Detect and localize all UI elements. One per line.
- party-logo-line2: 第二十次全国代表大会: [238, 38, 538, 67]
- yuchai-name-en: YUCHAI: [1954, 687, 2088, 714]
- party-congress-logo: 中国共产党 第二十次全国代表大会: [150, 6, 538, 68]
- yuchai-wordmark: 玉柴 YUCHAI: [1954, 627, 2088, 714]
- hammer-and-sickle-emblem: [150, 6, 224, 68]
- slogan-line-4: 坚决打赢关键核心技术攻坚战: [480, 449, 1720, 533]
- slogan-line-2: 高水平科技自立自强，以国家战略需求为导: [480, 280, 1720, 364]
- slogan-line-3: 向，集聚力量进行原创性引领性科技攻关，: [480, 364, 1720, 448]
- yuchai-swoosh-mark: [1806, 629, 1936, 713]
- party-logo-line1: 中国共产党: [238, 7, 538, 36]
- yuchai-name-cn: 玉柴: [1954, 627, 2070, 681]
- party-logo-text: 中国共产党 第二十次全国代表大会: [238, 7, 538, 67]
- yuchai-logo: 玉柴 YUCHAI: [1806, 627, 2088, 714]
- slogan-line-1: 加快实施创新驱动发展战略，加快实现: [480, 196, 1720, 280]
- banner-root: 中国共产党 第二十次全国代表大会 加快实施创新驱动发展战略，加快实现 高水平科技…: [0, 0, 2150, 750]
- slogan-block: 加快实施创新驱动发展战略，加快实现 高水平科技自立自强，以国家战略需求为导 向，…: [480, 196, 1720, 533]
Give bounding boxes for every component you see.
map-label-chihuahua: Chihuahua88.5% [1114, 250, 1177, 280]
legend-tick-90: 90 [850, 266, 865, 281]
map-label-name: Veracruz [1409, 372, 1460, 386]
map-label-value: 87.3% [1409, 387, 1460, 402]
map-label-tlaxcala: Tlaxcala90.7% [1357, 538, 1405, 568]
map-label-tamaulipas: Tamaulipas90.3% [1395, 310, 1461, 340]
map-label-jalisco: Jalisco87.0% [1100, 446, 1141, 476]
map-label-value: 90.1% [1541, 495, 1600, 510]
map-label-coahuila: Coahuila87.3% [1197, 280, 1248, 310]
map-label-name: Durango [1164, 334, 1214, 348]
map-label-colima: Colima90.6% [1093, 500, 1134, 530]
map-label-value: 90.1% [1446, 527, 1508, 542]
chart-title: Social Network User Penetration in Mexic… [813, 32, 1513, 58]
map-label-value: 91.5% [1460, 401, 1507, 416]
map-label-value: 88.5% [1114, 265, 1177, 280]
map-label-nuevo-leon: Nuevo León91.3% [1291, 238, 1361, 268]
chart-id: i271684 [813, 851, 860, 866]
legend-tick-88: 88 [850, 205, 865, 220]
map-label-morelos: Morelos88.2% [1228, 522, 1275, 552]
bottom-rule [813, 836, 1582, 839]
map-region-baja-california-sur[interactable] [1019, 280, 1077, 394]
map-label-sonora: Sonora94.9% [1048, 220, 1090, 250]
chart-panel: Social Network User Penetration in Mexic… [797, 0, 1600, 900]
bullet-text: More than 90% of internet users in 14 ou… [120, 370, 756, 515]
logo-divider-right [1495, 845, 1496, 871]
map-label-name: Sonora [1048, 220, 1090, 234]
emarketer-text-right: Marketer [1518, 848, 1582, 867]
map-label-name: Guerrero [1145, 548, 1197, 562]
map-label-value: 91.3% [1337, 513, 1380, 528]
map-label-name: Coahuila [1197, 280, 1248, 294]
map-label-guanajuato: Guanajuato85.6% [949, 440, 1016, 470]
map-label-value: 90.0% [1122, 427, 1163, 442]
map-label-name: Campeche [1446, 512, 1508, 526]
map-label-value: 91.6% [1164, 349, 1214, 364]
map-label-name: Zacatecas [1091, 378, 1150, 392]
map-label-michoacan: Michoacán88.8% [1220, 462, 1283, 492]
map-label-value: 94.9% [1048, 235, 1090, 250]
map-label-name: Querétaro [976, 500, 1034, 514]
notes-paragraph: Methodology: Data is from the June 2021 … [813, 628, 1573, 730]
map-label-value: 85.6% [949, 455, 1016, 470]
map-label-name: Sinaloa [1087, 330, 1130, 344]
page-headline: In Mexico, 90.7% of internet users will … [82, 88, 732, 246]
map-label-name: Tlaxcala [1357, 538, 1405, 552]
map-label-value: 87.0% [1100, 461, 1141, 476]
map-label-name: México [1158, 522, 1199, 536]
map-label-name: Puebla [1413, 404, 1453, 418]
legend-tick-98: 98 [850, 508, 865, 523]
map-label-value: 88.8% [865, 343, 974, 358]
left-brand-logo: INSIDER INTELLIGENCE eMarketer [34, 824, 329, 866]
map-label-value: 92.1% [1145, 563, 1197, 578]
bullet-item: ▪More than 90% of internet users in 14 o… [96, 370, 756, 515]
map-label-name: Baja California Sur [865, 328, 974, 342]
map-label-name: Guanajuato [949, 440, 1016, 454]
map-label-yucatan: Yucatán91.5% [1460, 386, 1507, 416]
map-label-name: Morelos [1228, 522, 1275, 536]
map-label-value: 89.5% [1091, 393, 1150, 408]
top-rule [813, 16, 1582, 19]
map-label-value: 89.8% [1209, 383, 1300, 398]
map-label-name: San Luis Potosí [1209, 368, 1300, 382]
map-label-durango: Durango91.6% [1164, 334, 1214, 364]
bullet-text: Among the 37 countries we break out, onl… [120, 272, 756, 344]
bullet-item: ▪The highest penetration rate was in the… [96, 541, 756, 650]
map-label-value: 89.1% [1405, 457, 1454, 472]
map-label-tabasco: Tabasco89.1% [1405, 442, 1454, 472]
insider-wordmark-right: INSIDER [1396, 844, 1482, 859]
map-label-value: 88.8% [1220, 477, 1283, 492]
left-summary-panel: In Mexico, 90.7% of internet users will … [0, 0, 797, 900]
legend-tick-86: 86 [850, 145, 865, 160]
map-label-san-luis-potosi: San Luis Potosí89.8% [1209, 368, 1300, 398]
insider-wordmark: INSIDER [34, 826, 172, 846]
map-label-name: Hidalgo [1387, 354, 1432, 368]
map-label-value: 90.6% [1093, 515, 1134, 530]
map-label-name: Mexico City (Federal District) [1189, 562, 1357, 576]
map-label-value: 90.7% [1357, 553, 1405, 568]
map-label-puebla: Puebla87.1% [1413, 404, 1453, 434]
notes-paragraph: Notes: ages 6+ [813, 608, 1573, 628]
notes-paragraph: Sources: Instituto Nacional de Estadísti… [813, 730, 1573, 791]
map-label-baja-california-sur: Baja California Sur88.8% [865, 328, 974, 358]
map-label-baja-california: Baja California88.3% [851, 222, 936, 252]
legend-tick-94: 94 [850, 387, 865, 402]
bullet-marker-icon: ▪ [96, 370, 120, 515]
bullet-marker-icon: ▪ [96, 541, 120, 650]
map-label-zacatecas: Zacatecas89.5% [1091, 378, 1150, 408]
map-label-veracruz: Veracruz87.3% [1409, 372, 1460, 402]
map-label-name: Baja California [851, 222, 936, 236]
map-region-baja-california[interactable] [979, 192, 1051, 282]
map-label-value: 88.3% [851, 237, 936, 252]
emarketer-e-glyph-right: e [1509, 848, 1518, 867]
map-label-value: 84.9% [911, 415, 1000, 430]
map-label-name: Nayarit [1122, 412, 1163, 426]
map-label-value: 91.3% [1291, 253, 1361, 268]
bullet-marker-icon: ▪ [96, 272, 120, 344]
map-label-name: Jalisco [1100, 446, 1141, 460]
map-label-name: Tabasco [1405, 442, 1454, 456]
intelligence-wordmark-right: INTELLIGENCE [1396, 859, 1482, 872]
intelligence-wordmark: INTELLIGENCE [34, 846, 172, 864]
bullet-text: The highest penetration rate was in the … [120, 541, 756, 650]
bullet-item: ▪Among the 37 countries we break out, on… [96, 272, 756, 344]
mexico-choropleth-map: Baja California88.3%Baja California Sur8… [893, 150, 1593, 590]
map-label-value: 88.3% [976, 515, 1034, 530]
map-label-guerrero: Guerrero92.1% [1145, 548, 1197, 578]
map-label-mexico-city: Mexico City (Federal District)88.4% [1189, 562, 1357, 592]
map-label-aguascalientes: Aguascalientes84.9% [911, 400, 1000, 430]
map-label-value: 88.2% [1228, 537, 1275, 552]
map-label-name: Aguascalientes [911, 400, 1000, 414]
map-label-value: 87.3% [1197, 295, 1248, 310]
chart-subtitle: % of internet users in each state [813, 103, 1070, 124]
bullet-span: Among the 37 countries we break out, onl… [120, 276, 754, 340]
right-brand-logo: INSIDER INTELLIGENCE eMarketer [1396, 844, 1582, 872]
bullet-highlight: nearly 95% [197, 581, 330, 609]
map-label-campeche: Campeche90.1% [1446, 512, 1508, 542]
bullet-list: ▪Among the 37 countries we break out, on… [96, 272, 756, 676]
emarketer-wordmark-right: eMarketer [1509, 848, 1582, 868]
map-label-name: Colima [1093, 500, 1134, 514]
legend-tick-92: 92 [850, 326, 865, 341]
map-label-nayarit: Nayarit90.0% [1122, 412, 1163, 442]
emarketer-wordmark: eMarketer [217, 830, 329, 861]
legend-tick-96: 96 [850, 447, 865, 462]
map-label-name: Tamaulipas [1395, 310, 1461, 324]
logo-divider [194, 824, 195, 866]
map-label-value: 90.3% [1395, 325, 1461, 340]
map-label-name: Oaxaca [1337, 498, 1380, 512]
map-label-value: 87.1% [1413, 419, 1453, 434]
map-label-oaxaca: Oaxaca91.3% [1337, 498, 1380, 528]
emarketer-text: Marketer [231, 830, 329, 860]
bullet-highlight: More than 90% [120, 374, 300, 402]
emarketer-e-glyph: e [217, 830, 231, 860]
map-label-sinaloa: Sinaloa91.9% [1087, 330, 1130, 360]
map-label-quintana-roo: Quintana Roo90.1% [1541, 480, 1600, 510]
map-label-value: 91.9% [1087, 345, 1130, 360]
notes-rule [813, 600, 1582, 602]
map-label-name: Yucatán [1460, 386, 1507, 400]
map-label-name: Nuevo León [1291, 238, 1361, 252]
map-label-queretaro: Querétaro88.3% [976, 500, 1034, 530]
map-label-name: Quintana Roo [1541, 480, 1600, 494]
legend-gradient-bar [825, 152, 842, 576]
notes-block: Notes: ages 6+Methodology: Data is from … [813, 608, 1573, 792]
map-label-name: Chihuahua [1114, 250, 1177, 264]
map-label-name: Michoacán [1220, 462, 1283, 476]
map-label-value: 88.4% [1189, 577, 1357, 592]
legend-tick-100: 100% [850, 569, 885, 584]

****

▸ Exercise details
Put every line from the start of the records through the line that contains "- slogan-line-4: 坚决打赢关键核心技术攻坚战: [480, 449, 1720, 533]", both included, into a JSON list of strings with one string per line and any blank lines left out.

▸ The response
[
  "Detect and localize all UI elements. One per line.",
  "- party-logo-line2: 第二十次全国代表大会: [238, 38, 538, 67]",
  "- yuchai-name-en: YUCHAI: [1954, 687, 2088, 714]",
  "- party-congress-logo: 中国共产党 第二十次全国代表大会: [150, 6, 538, 68]",
  "- yuchai-wordmark: 玉柴 YUCHAI: [1954, 627, 2088, 714]",
  "- hammer-and-sickle-emblem: [150, 6, 224, 68]",
  "- slogan-line-4: 坚决打赢关键核心技术攻坚战: [480, 449, 1720, 533]"
]